■ Written problem
Reproduce every line of the material below without changing a single character.

■ Spatial annotation entries
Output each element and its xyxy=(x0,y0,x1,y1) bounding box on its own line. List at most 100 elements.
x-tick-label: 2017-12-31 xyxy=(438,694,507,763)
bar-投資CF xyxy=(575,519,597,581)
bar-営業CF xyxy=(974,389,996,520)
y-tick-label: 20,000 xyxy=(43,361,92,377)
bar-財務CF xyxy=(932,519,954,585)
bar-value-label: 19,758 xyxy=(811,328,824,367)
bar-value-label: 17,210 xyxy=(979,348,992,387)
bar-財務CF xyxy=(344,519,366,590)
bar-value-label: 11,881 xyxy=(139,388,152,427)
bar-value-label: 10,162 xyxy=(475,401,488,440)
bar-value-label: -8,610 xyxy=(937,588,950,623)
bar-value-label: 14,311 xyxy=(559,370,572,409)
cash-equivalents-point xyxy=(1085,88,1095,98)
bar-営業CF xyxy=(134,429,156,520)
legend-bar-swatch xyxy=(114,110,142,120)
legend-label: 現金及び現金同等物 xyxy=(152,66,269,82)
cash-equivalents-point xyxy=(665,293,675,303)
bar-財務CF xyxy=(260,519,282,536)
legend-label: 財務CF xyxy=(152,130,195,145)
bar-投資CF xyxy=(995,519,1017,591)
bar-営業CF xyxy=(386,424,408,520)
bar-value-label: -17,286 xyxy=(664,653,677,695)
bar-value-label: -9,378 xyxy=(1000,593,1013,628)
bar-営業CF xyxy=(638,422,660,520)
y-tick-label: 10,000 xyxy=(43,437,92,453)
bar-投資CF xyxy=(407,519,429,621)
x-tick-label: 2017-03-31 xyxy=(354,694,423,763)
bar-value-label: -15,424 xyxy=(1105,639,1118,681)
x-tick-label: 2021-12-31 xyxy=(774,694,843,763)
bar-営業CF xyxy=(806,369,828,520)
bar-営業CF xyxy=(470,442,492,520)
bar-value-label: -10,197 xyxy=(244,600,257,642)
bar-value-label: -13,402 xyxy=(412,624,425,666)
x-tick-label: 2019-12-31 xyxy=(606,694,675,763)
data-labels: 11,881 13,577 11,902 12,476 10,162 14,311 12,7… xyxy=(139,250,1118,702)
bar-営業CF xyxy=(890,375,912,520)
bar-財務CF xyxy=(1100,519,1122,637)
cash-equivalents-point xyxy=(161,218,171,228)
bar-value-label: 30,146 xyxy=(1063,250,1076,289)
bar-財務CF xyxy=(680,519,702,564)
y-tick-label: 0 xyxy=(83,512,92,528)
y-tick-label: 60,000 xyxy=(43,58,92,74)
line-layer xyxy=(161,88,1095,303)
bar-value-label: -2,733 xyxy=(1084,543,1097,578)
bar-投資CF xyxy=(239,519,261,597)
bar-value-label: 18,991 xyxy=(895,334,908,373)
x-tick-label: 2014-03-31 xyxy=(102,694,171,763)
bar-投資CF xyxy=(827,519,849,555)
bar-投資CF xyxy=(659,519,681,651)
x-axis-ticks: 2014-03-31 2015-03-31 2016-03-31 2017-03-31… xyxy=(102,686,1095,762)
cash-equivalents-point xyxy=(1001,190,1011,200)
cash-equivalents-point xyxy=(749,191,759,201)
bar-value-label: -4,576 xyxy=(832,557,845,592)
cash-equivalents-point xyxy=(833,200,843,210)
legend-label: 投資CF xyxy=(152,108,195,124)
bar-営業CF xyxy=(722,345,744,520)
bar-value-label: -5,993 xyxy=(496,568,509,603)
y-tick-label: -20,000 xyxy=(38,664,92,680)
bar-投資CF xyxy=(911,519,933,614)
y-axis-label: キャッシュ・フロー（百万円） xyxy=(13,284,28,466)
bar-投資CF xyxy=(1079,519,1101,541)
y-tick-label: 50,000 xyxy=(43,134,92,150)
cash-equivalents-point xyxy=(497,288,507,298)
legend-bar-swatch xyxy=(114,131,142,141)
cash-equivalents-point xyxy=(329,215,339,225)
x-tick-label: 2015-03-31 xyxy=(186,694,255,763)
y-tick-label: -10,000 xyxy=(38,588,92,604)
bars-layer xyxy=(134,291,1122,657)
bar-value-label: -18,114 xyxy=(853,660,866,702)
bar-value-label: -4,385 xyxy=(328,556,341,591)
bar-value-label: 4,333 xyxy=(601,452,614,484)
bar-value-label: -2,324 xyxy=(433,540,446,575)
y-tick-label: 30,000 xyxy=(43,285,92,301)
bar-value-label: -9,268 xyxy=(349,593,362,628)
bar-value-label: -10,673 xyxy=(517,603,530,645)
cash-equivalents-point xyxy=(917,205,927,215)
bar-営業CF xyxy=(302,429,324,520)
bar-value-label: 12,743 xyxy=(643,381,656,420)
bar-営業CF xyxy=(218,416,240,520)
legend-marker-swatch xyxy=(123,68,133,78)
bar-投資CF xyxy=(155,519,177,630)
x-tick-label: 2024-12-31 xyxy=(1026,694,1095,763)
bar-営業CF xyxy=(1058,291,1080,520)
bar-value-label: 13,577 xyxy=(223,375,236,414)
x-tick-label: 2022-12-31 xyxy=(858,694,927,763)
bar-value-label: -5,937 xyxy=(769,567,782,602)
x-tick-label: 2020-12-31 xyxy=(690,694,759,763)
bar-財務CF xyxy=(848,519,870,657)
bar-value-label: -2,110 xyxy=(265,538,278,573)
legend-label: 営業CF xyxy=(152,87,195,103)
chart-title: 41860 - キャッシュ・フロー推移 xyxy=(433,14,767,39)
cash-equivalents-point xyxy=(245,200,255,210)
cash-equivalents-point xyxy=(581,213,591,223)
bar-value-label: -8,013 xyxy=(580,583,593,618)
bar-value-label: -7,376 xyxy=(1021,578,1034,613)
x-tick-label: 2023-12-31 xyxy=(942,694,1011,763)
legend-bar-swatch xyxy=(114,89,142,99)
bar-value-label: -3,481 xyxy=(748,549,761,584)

■ Solution for this problem
Output each element and its xyxy=(x0,y0,x1,y1) bounding box on its own line. List at most 100 elements.
x-tick-label: 2017-12-31 xyxy=(438,694,507,763)
bar-投資CF xyxy=(575,519,597,581)
bar-営業CF xyxy=(974,389,996,520)
y-tick-label: 20,000 xyxy=(43,361,92,377)
bar-財務CF xyxy=(932,519,954,585)
bar-value-label: 19,758 xyxy=(811,328,824,367)
bar-value-label: 17,210 xyxy=(979,348,992,387)
bar-財務CF xyxy=(344,519,366,590)
bar-value-label: 11,881 xyxy=(139,388,152,427)
bar-value-label: 10,162 xyxy=(475,401,488,440)
bar-value-label: -8,610 xyxy=(937,588,950,623)
bar-value-label: 14,311 xyxy=(559,370,572,409)
cash-equivalents-point xyxy=(1085,88,1095,98)
bar-営業CF xyxy=(134,429,156,520)
legend-bar-swatch xyxy=(114,110,142,120)
legend-label: 現金及び現金同等物 xyxy=(152,66,269,82)
cash-equivalents-point xyxy=(665,293,675,303)
bar-財務CF xyxy=(260,519,282,536)
legend-label: 財務CF xyxy=(152,130,195,145)
bar-投資CF xyxy=(995,519,1017,591)
bar-営業CF xyxy=(386,424,408,520)
bar-value-label: -17,286 xyxy=(664,653,677,695)
bar-value-label: -9,378 xyxy=(1000,593,1013,628)
bar-営業CF xyxy=(638,422,660,520)
y-tick-label: 10,000 xyxy=(43,437,92,453)
bar-投資CF xyxy=(407,519,429,621)
x-tick-label: 2017-03-31 xyxy=(354,694,423,763)
bar-value-label: -15,424 xyxy=(1105,639,1118,681)
x-tick-label: 2021-12-31 xyxy=(774,694,843,763)
bar-営業CF xyxy=(806,369,828,520)
bar-営業CF xyxy=(470,442,492,520)
bar-value-label: -10,197 xyxy=(244,600,257,642)
bar-value-label: -13,402 xyxy=(412,624,425,666)
x-tick-label: 2019-12-31 xyxy=(606,694,675,763)
data-labels: 11,881 13,577 11,902 12,476 10,162 14,311 12,7… xyxy=(139,250,1118,702)
bar-営業CF xyxy=(890,375,912,520)
bar-財務CF xyxy=(1100,519,1122,637)
cash-equivalents-point xyxy=(161,218,171,228)
bar-value-label: 30,146 xyxy=(1063,250,1076,289)
bar-財務CF xyxy=(680,519,702,564)
y-tick-label: 0 xyxy=(83,512,92,528)
y-tick-label: 60,000 xyxy=(43,58,92,74)
line-layer xyxy=(161,88,1095,303)
bar-value-label: -2,733 xyxy=(1084,543,1097,578)
bar-投資CF xyxy=(239,519,261,597)
bar-value-label: 18,991 xyxy=(895,334,908,373)
x-tick-label: 2014-03-31 xyxy=(102,694,171,763)
bar-投資CF xyxy=(827,519,849,555)
bar-投資CF xyxy=(659,519,681,651)
x-axis-ticks: 2014-03-31 2015-03-31 2016-03-31 2017-03-31… xyxy=(102,686,1095,762)
cash-equivalents-point xyxy=(1001,190,1011,200)
cash-equivalents-point xyxy=(749,191,759,201)
bar-value-label: -4,576 xyxy=(832,557,845,592)
cash-equivalents-point xyxy=(833,200,843,210)
legend-label: 投資CF xyxy=(152,108,195,124)
bar-営業CF xyxy=(722,345,744,520)
bar-value-label: -5,993 xyxy=(496,568,509,603)
y-tick-label: -20,000 xyxy=(38,664,92,680)
bar-投資CF xyxy=(911,519,933,614)
y-axis-label: キャッシュ・フロー（百万円） xyxy=(13,284,28,466)
bar-投資CF xyxy=(1079,519,1101,541)
y-tick-label: 50,000 xyxy=(43,134,92,150)
cash-equivalents-point xyxy=(497,288,507,298)
legend-bar-swatch xyxy=(114,131,142,141)
cash-equivalents-point xyxy=(329,215,339,225)
x-tick-label: 2015-03-31 xyxy=(186,694,255,763)
y-tick-label: -10,000 xyxy=(38,588,92,604)
bars-layer xyxy=(134,291,1122,657)
bar-value-label: -18,114 xyxy=(853,660,866,702)
bar-value-label: -4,385 xyxy=(328,556,341,591)
bar-value-label: 4,333 xyxy=(601,452,614,484)
bar-value-label: -2,324 xyxy=(433,540,446,575)
y-tick-label: 30,000 xyxy=(43,285,92,301)
bar-value-label: -9,268 xyxy=(349,593,362,628)
bar-value-label: -10,673 xyxy=(517,603,530,645)
cash-equivalents-point xyxy=(917,205,927,215)
bar-営業CF xyxy=(302,429,324,520)
bar-value-label: 12,743 xyxy=(643,381,656,420)
bar-営業CF xyxy=(218,416,240,520)
legend-marker-swatch xyxy=(123,68,133,78)
bar-投資CF xyxy=(155,519,177,630)
x-tick-label: 2024-12-31 xyxy=(1026,694,1095,763)
bar-営業CF xyxy=(1058,291,1080,520)
bar-value-label: 13,577 xyxy=(223,375,236,414)
x-tick-label: 2022-12-31 xyxy=(858,694,927,763)
bar-value-label: -5,937 xyxy=(769,567,782,602)
x-tick-label: 2020-12-31 xyxy=(690,694,759,763)
bar-財務CF xyxy=(848,519,870,657)
bar-value-label: -2,110 xyxy=(265,538,278,573)
legend-label: 営業CF xyxy=(152,87,195,103)
chart-title: 41860 - キャッシュ・フロー推移 xyxy=(433,14,767,39)
cash-equivalents-point xyxy=(245,200,255,210)
cash-equivalents-point xyxy=(581,213,591,223)
bar-value-label: -8,013 xyxy=(580,583,593,618)
bar-value-label: -7,376 xyxy=(1021,578,1034,613)
x-tick-label: 2023-12-31 xyxy=(942,694,1011,763)
legend-bar-swatch xyxy=(114,89,142,99)
bar-value-label: -3,481 xyxy=(748,549,761,584)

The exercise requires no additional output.